* **Exercise details**
Extract every record, exactly as written, and ignore the pictures.
■ ■ ■ ■
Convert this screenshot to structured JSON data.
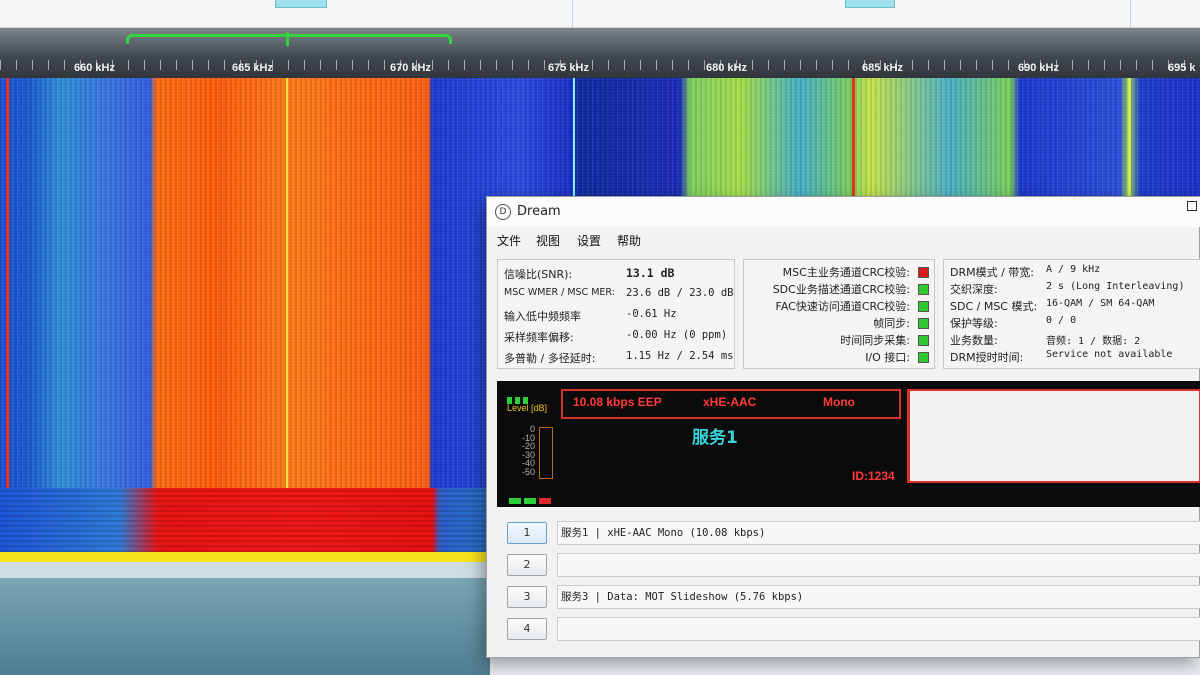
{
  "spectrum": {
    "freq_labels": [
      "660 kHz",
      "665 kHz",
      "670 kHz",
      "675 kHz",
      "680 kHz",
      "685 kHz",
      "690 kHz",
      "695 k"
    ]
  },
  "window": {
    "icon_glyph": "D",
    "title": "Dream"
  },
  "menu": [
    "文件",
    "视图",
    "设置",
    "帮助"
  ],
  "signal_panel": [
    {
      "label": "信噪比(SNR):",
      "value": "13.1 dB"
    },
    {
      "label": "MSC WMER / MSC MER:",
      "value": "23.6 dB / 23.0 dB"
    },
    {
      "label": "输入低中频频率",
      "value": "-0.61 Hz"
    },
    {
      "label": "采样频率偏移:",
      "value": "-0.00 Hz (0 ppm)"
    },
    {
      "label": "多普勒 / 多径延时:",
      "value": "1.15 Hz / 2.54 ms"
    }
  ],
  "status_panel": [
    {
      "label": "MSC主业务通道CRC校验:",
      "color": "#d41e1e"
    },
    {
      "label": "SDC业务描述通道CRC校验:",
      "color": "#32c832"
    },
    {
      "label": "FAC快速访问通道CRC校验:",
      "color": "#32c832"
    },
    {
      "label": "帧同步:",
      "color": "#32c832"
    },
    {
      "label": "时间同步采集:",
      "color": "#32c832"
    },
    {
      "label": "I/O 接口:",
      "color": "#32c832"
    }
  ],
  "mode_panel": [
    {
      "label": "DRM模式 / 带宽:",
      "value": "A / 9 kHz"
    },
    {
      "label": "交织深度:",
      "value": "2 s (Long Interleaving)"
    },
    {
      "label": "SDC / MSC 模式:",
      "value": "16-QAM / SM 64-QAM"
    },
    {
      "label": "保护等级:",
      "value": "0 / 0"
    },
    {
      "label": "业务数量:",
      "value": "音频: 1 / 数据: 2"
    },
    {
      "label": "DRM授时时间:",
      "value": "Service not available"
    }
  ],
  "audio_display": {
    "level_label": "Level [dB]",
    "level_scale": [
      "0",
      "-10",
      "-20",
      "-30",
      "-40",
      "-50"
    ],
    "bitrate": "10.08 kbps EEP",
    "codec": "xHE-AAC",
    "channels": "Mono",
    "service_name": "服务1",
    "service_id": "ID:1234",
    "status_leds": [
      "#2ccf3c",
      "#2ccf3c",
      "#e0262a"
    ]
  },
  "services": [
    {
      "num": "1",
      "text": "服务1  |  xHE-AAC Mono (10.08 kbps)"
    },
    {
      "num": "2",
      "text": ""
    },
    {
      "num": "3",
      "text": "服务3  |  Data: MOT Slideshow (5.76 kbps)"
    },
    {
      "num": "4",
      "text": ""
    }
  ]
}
■ ■ ■ ■
* **Complete output**
Convert this screenshot to structured JSON data.
{
  "spectrum": {
    "freq_labels": [
      "660 kHz",
      "665 kHz",
      "670 kHz",
      "675 kHz",
      "680 kHz",
      "685 kHz",
      "690 kHz",
      "695 k"
    ]
  },
  "window": {
    "icon_glyph": "D",
    "title": "Dream"
  },
  "menu": [
    "文件",
    "视图",
    "设置",
    "帮助"
  ],
  "signal_panel": [
    {
      "label": "信噪比(SNR):",
      "value": "13.1 dB"
    },
    {
      "label": "MSC WMER / MSC MER:",
      "value": "23.6 dB / 23.0 dB"
    },
    {
      "label": "输入低中频频率",
      "value": "-0.61 Hz"
    },
    {
      "label": "采样频率偏移:",
      "value": "-0.00 Hz (0 ppm)"
    },
    {
      "label": "多普勒 / 多径延时:",
      "value": "1.15 Hz / 2.54 ms"
    }
  ],
  "status_panel": [
    {
      "label": "MSC主业务通道CRC校验:",
      "color": "#d41e1e"
    },
    {
      "label": "SDC业务描述通道CRC校验:",
      "color": "#32c832"
    },
    {
      "label": "FAC快速访问通道CRC校验:",
      "color": "#32c832"
    },
    {
      "label": "帧同步:",
      "color": "#32c832"
    },
    {
      "label": "时间同步采集:",
      "color": "#32c832"
    },
    {
      "label": "I/O 接口:",
      "color": "#32c832"
    }
  ],
  "mode_panel": [
    {
      "label": "DRM模式 / 带宽:",
      "value": "A / 9 kHz"
    },
    {
      "label": "交织深度:",
      "value": "2 s (Long Interleaving)"
    },
    {
      "label": "SDC / MSC 模式:",
      "value": "16-QAM / SM 64-QAM"
    },
    {
      "label": "保护等级:",
      "value": "0 / 0"
    },
    {
      "label": "业务数量:",
      "value": "音频: 1 / 数据: 2"
    },
    {
      "label": "DRM授时时间:",
      "value": "Service not available"
    }
  ],
  "audio_display": {
    "level_label": "Level [dB]",
    "level_scale": [
      "0",
      "-10",
      "-20",
      "-30",
      "-40",
      "-50"
    ],
    "bitrate": "10.08 kbps EEP",
    "codec": "xHE-AAC",
    "channels": "Mono",
    "service_name": "服务1",
    "service_id": "ID:1234",
    "status_leds": [
      "#2ccf3c",
      "#2ccf3c",
      "#e0262a"
    ]
  },
  "services": [
    {
      "num": "1",
      "text": "服务1  |  xHE-AAC Mono (10.08 kbps)"
    },
    {
      "num": "2",
      "text": ""
    },
    {
      "num": "3",
      "text": "服务3  |  Data: MOT Slideshow (5.76 kbps)"
    },
    {
      "num": "4",
      "text": ""
    }
  ]
}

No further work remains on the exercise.